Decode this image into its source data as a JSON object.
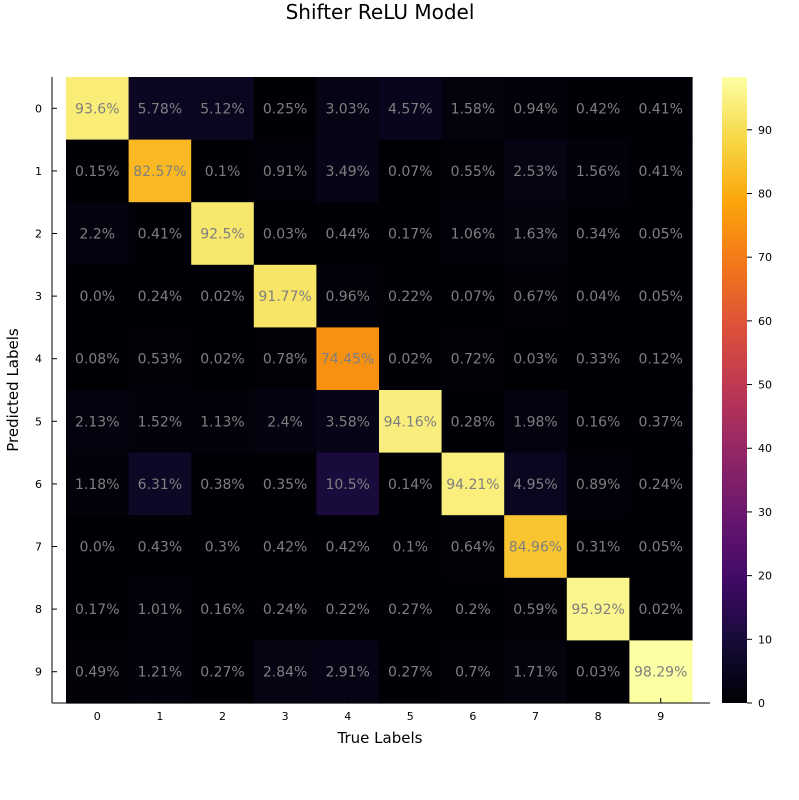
{
  "chart_data": {
    "type": "heatmap",
    "title": "Shifter ReLU Model",
    "xlabel": "True Labels",
    "ylabel": "Predicted Labels",
    "x_categories": [
      "0",
      "1",
      "2",
      "3",
      "4",
      "5",
      "6",
      "7",
      "8",
      "9"
    ],
    "y_categories": [
      "0",
      "1",
      "2",
      "3",
      "4",
      "5",
      "6",
      "7",
      "8",
      "9"
    ],
    "values": [
      [
        93.6,
        5.78,
        5.12,
        0.25,
        3.03,
        4.57,
        1.58,
        0.94,
        0.42,
        0.41
      ],
      [
        0.15,
        82.57,
        0.1,
        0.91,
        3.49,
        0.07,
        0.55,
        2.53,
        1.56,
        0.41
      ],
      [
        2.2,
        0.41,
        92.5,
        0.03,
        0.44,
        0.17,
        1.06,
        1.63,
        0.34,
        0.05
      ],
      [
        0.0,
        0.24,
        0.02,
        91.77,
        0.96,
        0.22,
        0.07,
        0.67,
        0.04,
        0.05
      ],
      [
        0.08,
        0.53,
        0.02,
        0.78,
        74.45,
        0.02,
        0.72,
        0.03,
        0.33,
        0.12
      ],
      [
        2.13,
        1.52,
        1.13,
        2.4,
        3.58,
        94.16,
        0.28,
        1.98,
        0.16,
        0.37
      ],
      [
        1.18,
        6.31,
        0.38,
        0.35,
        10.5,
        0.14,
        94.21,
        4.95,
        0.89,
        0.24
      ],
      [
        0.0,
        0.43,
        0.3,
        0.42,
        0.42,
        0.1,
        0.64,
        84.96,
        0.31,
        0.05
      ],
      [
        0.17,
        1.01,
        0.16,
        0.24,
        0.22,
        0.27,
        0.2,
        0.59,
        95.92,
        0.02
      ],
      [
        0.49,
        1.21,
        0.27,
        2.84,
        2.91,
        0.27,
        0.7,
        1.71,
        0.03,
        98.29
      ]
    ],
    "cell_labels": [
      [
        "93.6%",
        "5.78%",
        "5.12%",
        "0.25%",
        "3.03%",
        "4.57%",
        "1.58%",
        "0.94%",
        "0.42%",
        "0.41%"
      ],
      [
        "0.15%",
        "82.57%",
        "0.1%",
        "0.91%",
        "3.49%",
        "0.07%",
        "0.55%",
        "2.53%",
        "1.56%",
        "0.41%"
      ],
      [
        "2.2%",
        "0.41%",
        "92.5%",
        "0.03%",
        "0.44%",
        "0.17%",
        "1.06%",
        "1.63%",
        "0.34%",
        "0.05%"
      ],
      [
        "0.0%",
        "0.24%",
        "0.02%",
        "91.77%",
        "0.96%",
        "0.22%",
        "0.07%",
        "0.67%",
        "0.04%",
        "0.05%"
      ],
      [
        "0.08%",
        "0.53%",
        "0.02%",
        "0.78%",
        "74.45%",
        "0.02%",
        "0.72%",
        "0.03%",
        "0.33%",
        "0.12%"
      ],
      [
        "2.13%",
        "1.52%",
        "1.13%",
        "2.4%",
        "3.58%",
        "94.16%",
        "0.28%",
        "1.98%",
        "0.16%",
        "0.37%"
      ],
      [
        "1.18%",
        "6.31%",
        "0.38%",
        "0.35%",
        "10.5%",
        "0.14%",
        "94.21%",
        "4.95%",
        "0.89%",
        "0.24%"
      ],
      [
        "0.0%",
        "0.43%",
        "0.3%",
        "0.42%",
        "0.42%",
        "0.1%",
        "0.64%",
        "84.96%",
        "0.31%",
        "0.05%"
      ],
      [
        "0.17%",
        "1.01%",
        "0.16%",
        "0.24%",
        "0.22%",
        "0.27%",
        "0.2%",
        "0.59%",
        "95.92%",
        "0.02%"
      ],
      [
        "0.49%",
        "1.21%",
        "0.27%",
        "2.84%",
        "2.91%",
        "0.27%",
        "0.7%",
        "1.71%",
        "0.03%",
        "98.29%"
      ]
    ],
    "colorbar": {
      "colormap": "inferno",
      "range": [
        0,
        98.29
      ],
      "ticks": [
        "0",
        "10",
        "20",
        "30",
        "40",
        "50",
        "60",
        "70",
        "80",
        "90"
      ]
    },
    "grid": false,
    "legend": "colorbar-right"
  }
}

**Stated task:**
Print each entry shown above with exact wording and no pictures.

**Finished exercise:**
Decode this image into its source data as a JSON object.
{
  "chart_data": {
    "type": "heatmap",
    "title": "Shifter ReLU Model",
    "xlabel": "True Labels",
    "ylabel": "Predicted Labels",
    "x_categories": [
      "0",
      "1",
      "2",
      "3",
      "4",
      "5",
      "6",
      "7",
      "8",
      "9"
    ],
    "y_categories": [
      "0",
      "1",
      "2",
      "3",
      "4",
      "5",
      "6",
      "7",
      "8",
      "9"
    ],
    "values": [
      [
        93.6,
        5.78,
        5.12,
        0.25,
        3.03,
        4.57,
        1.58,
        0.94,
        0.42,
        0.41
      ],
      [
        0.15,
        82.57,
        0.1,
        0.91,
        3.49,
        0.07,
        0.55,
        2.53,
        1.56,
        0.41
      ],
      [
        2.2,
        0.41,
        92.5,
        0.03,
        0.44,
        0.17,
        1.06,
        1.63,
        0.34,
        0.05
      ],
      [
        0.0,
        0.24,
        0.02,
        91.77,
        0.96,
        0.22,
        0.07,
        0.67,
        0.04,
        0.05
      ],
      [
        0.08,
        0.53,
        0.02,
        0.78,
        74.45,
        0.02,
        0.72,
        0.03,
        0.33,
        0.12
      ],
      [
        2.13,
        1.52,
        1.13,
        2.4,
        3.58,
        94.16,
        0.28,
        1.98,
        0.16,
        0.37
      ],
      [
        1.18,
        6.31,
        0.38,
        0.35,
        10.5,
        0.14,
        94.21,
        4.95,
        0.89,
        0.24
      ],
      [
        0.0,
        0.43,
        0.3,
        0.42,
        0.42,
        0.1,
        0.64,
        84.96,
        0.31,
        0.05
      ],
      [
        0.17,
        1.01,
        0.16,
        0.24,
        0.22,
        0.27,
        0.2,
        0.59,
        95.92,
        0.02
      ],
      [
        0.49,
        1.21,
        0.27,
        2.84,
        2.91,
        0.27,
        0.7,
        1.71,
        0.03,
        98.29
      ]
    ],
    "cell_labels": [
      [
        "93.6%",
        "5.78%",
        "5.12%",
        "0.25%",
        "3.03%",
        "4.57%",
        "1.58%",
        "0.94%",
        "0.42%",
        "0.41%"
      ],
      [
        "0.15%",
        "82.57%",
        "0.1%",
        "0.91%",
        "3.49%",
        "0.07%",
        "0.55%",
        "2.53%",
        "1.56%",
        "0.41%"
      ],
      [
        "2.2%",
        "0.41%",
        "92.5%",
        "0.03%",
        "0.44%",
        "0.17%",
        "1.06%",
        "1.63%",
        "0.34%",
        "0.05%"
      ],
      [
        "0.0%",
        "0.24%",
        "0.02%",
        "91.77%",
        "0.96%",
        "0.22%",
        "0.07%",
        "0.67%",
        "0.04%",
        "0.05%"
      ],
      [
        "0.08%",
        "0.53%",
        "0.02%",
        "0.78%",
        "74.45%",
        "0.02%",
        "0.72%",
        "0.03%",
        "0.33%",
        "0.12%"
      ],
      [
        "2.13%",
        "1.52%",
        "1.13%",
        "2.4%",
        "3.58%",
        "94.16%",
        "0.28%",
        "1.98%",
        "0.16%",
        "0.37%"
      ],
      [
        "1.18%",
        "6.31%",
        "0.38%",
        "0.35%",
        "10.5%",
        "0.14%",
        "94.21%",
        "4.95%",
        "0.89%",
        "0.24%"
      ],
      [
        "0.0%",
        "0.43%",
        "0.3%",
        "0.42%",
        "0.42%",
        "0.1%",
        "0.64%",
        "84.96%",
        "0.31%",
        "0.05%"
      ],
      [
        "0.17%",
        "1.01%",
        "0.16%",
        "0.24%",
        "0.22%",
        "0.27%",
        "0.2%",
        "0.59%",
        "95.92%",
        "0.02%"
      ],
      [
        "0.49%",
        "1.21%",
        "0.27%",
        "2.84%",
        "2.91%",
        "0.27%",
        "0.7%",
        "1.71%",
        "0.03%",
        "98.29%"
      ]
    ],
    "colorbar": {
      "colormap": "inferno",
      "range": [
        0,
        98.29
      ],
      "ticks": [
        "0",
        "10",
        "20",
        "30",
        "40",
        "50",
        "60",
        "70",
        "80",
        "90"
      ]
    },
    "grid": false,
    "legend": "colorbar-right"
  }
}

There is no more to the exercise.